INFORMATION |

◆ ◆ ◆ ◆ ◆ ◆ ◆

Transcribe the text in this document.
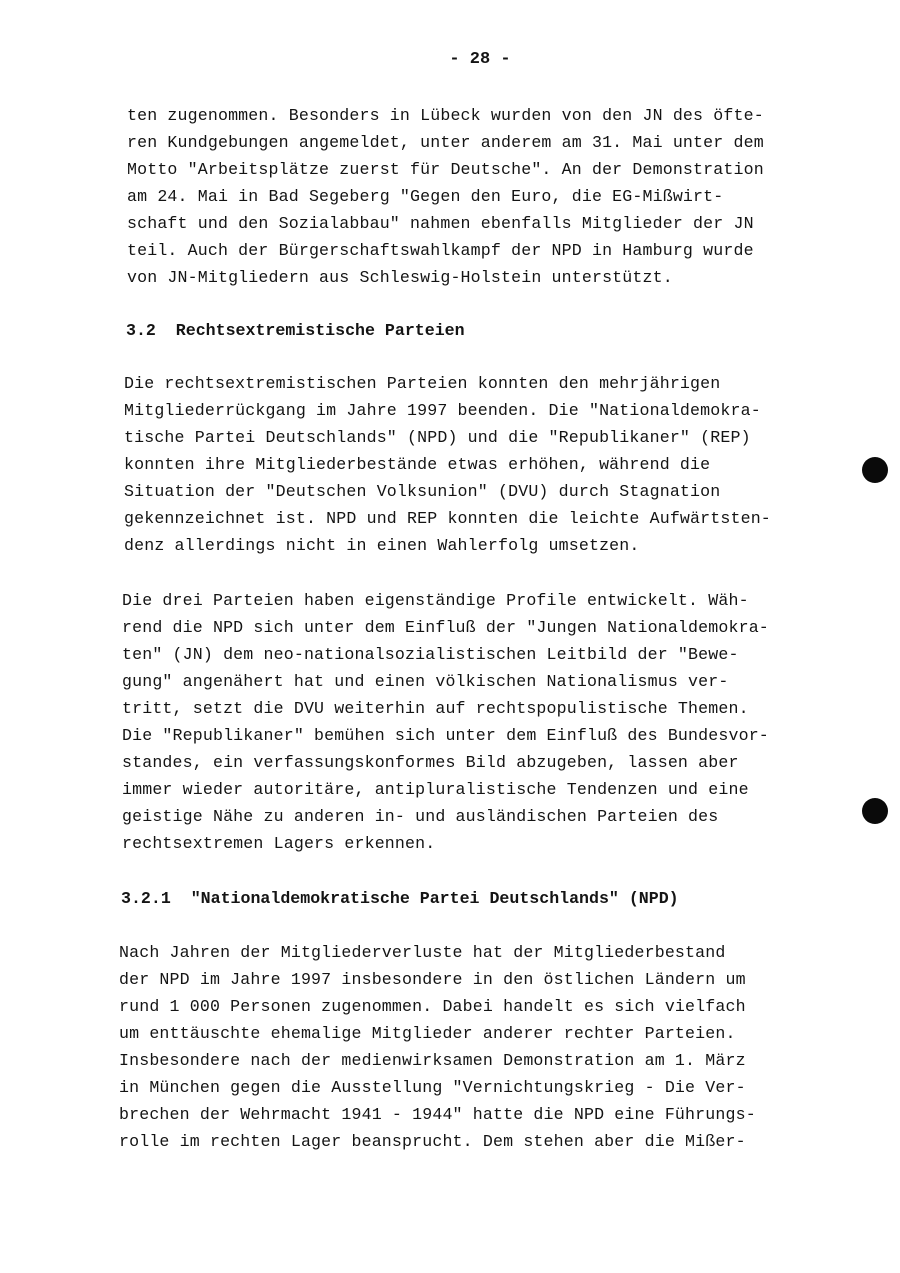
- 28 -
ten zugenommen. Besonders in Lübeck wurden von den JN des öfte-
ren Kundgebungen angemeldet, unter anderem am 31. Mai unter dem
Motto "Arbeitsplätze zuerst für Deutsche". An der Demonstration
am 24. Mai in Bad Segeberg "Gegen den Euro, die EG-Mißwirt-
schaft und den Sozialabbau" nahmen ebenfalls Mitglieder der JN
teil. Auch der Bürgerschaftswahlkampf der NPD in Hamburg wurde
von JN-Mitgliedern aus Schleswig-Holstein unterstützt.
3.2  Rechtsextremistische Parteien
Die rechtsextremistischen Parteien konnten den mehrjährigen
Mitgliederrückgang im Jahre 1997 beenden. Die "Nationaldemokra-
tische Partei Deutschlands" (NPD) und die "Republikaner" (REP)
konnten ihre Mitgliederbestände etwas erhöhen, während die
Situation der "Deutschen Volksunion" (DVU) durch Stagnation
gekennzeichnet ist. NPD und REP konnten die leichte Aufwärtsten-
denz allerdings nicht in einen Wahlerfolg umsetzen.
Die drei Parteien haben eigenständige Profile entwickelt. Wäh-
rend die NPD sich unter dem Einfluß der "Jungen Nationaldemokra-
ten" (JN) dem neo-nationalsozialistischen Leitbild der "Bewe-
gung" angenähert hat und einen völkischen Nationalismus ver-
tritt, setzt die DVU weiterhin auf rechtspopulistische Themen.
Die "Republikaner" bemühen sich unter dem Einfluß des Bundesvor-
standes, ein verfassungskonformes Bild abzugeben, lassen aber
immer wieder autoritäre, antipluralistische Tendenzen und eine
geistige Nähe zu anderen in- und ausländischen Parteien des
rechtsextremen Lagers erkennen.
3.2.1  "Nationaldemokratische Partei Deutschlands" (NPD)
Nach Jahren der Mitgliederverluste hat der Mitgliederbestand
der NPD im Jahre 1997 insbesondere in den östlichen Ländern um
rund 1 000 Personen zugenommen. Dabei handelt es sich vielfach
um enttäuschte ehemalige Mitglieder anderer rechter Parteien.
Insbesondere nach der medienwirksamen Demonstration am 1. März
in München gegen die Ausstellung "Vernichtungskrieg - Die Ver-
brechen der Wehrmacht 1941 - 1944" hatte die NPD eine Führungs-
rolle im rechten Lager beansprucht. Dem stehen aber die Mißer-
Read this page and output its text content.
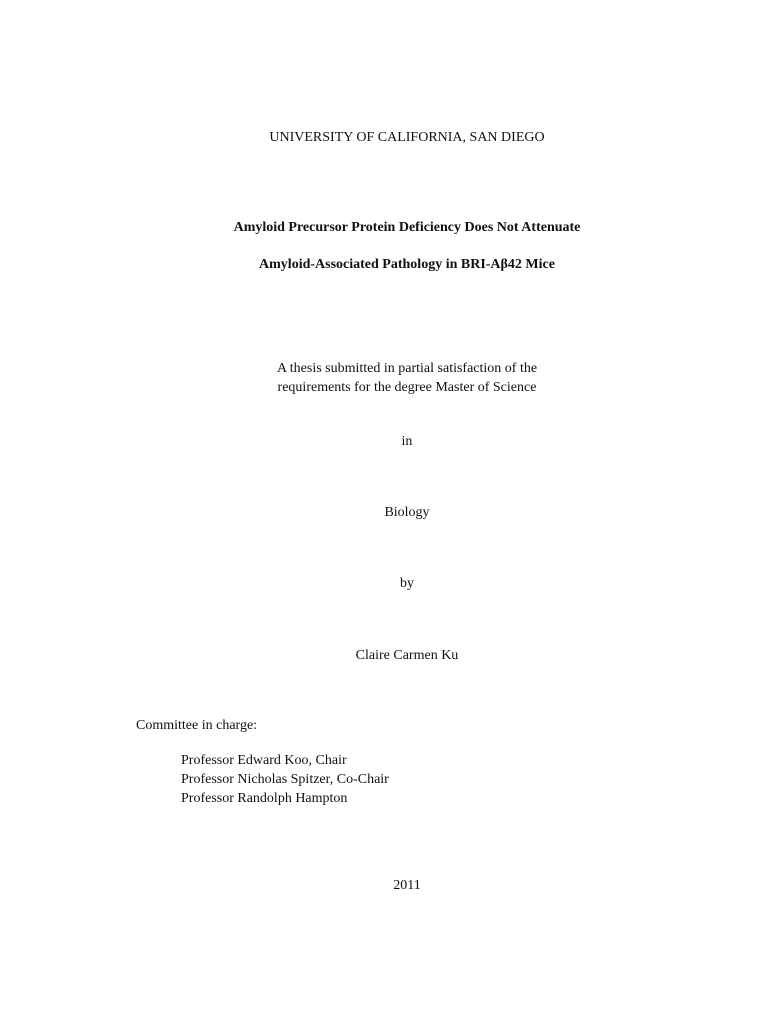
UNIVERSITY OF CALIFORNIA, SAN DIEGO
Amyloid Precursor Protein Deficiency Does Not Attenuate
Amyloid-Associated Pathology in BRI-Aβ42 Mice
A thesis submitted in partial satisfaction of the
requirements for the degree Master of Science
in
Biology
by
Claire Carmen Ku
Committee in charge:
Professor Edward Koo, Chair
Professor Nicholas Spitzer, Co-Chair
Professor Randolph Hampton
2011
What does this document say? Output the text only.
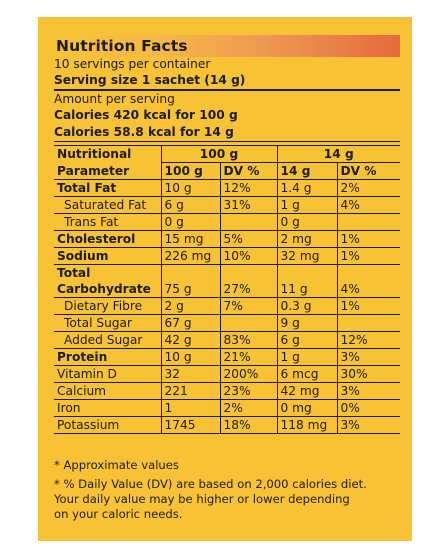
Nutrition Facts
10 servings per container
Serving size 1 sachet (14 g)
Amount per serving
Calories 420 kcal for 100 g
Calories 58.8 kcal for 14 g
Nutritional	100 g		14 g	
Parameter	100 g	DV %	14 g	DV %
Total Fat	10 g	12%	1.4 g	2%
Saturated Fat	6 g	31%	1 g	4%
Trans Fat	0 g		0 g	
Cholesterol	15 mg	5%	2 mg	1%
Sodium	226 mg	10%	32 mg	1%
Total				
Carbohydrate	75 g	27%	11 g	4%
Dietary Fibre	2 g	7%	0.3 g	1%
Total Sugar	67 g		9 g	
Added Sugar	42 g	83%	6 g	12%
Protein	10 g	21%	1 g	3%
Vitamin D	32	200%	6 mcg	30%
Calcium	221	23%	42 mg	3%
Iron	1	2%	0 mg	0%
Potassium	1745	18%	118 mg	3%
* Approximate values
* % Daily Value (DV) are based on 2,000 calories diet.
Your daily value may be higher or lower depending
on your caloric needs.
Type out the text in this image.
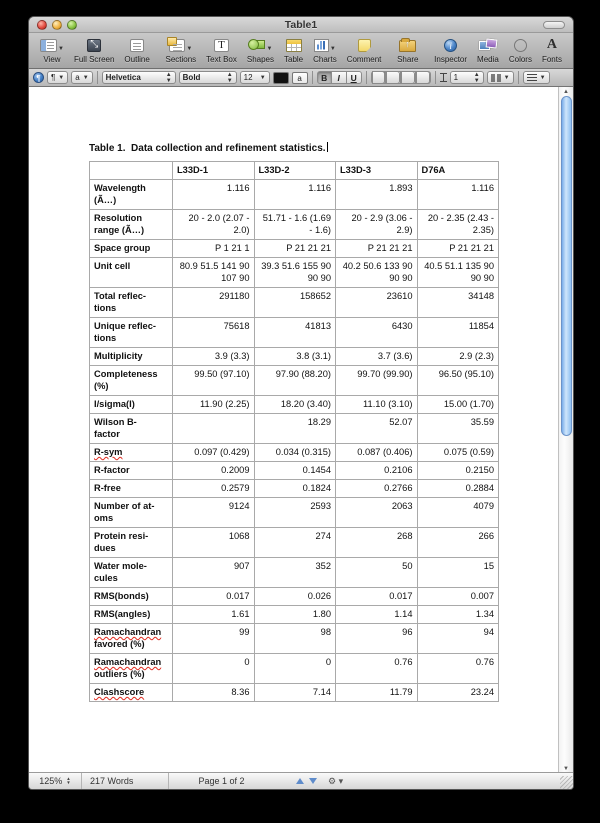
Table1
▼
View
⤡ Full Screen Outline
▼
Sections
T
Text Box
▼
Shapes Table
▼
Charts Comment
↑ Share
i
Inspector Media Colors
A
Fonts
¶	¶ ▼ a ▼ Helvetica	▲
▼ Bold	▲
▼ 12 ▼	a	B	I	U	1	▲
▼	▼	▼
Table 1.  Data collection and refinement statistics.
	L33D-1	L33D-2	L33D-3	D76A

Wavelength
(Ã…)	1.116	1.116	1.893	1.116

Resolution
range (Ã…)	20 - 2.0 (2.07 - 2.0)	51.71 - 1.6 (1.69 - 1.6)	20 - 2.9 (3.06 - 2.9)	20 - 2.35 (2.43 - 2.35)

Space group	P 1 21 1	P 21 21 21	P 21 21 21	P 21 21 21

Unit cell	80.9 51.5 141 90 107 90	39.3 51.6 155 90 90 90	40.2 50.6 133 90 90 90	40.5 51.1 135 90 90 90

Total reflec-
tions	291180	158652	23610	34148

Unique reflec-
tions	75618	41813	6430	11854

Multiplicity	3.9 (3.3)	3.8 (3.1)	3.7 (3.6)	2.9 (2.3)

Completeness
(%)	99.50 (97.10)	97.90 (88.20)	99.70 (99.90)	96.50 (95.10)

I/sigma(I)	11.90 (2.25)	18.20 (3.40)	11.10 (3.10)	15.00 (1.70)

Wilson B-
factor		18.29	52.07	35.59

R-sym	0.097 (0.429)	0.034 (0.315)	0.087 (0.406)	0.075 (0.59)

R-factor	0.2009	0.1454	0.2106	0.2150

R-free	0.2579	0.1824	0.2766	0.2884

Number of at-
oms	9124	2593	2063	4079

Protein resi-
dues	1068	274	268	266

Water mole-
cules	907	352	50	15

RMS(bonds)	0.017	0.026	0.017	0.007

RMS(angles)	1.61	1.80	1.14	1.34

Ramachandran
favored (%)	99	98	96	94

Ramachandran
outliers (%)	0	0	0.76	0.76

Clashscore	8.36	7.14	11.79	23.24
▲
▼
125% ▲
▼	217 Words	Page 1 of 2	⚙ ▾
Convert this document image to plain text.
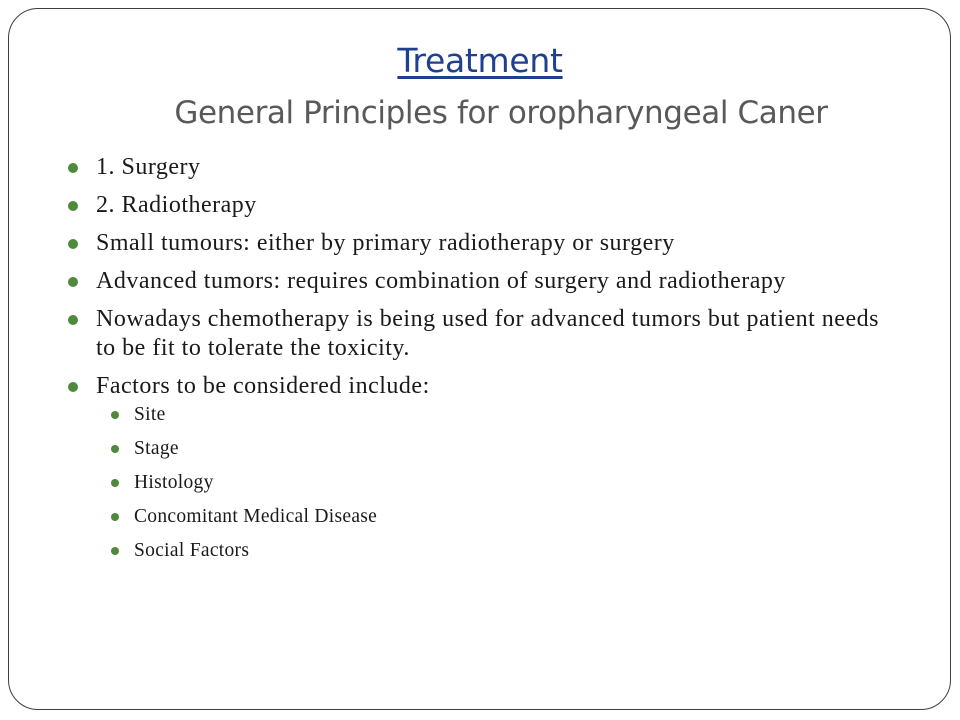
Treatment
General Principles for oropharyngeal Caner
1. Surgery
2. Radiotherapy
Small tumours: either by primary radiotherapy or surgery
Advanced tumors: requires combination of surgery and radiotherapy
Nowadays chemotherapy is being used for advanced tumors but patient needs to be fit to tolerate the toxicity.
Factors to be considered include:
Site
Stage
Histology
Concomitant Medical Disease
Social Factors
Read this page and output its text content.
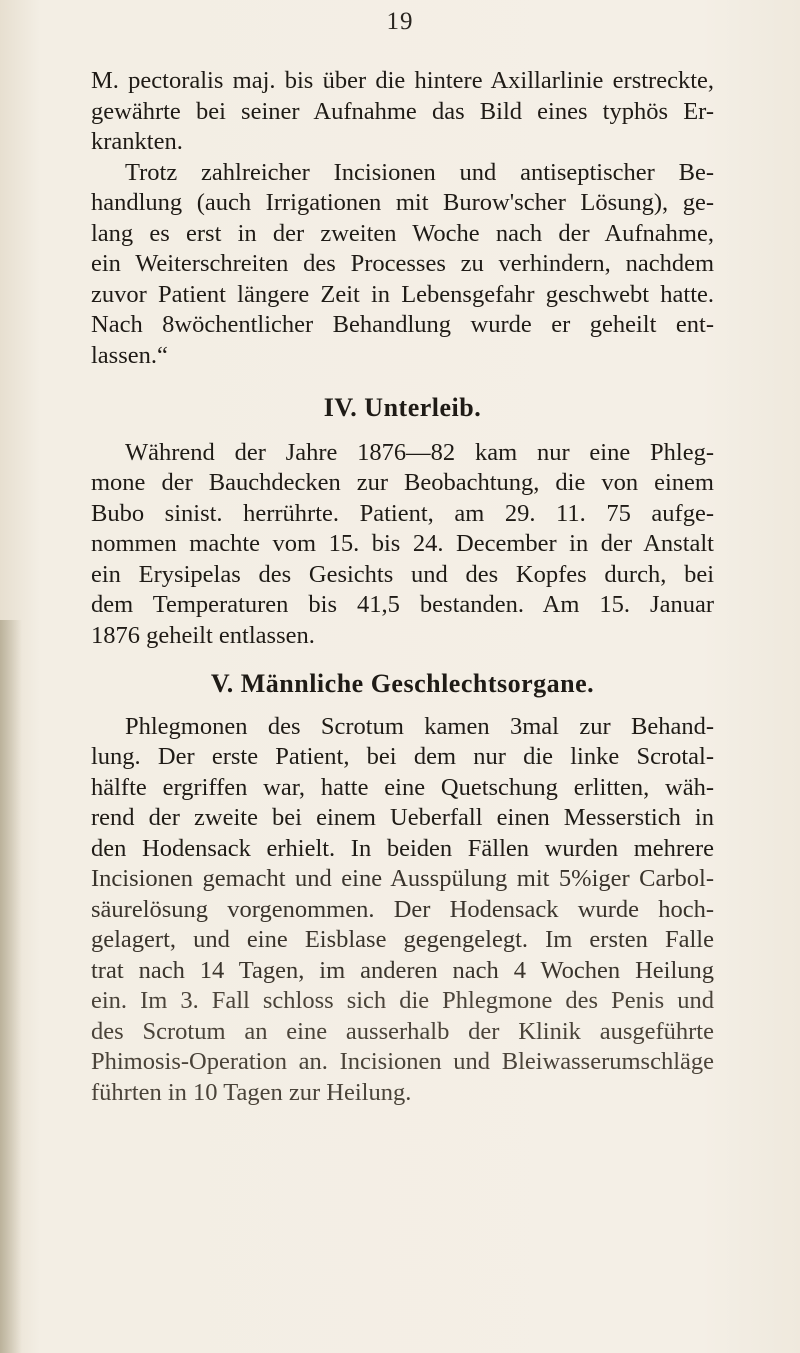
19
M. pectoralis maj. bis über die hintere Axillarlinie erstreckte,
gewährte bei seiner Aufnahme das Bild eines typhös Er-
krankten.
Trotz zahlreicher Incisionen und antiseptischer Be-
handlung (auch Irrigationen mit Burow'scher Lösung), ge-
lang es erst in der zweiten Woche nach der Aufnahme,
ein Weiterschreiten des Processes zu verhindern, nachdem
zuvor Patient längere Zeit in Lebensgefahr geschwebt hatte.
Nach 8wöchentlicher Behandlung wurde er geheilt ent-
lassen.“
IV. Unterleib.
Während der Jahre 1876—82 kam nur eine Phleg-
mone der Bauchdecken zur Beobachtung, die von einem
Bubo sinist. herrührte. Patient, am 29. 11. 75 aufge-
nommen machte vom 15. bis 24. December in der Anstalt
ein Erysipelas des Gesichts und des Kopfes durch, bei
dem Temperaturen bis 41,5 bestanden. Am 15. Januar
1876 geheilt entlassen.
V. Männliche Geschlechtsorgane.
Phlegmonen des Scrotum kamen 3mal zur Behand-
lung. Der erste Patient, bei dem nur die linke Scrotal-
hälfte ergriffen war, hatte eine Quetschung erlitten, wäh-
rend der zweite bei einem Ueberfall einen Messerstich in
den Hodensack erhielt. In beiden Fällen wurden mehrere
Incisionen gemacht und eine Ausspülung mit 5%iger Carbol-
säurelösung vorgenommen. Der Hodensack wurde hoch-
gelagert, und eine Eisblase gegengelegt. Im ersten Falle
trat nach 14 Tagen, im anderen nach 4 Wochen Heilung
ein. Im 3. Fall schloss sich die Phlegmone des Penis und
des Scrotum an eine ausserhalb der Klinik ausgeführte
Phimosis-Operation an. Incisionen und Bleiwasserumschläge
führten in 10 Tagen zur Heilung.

◆ ◆ ◆ ◆ ◆ ◆ ◆

PROBLEM DETAILS | For each line of the material that contains "zugenommen", return a copy.

SOLUTION TO THE PROBLEM |
ten zugenommen. Besonders in Lübeck wurden von den JN des öfte-
rund 1 000 Personen zugenommen. Dabei handelt es sich vielfach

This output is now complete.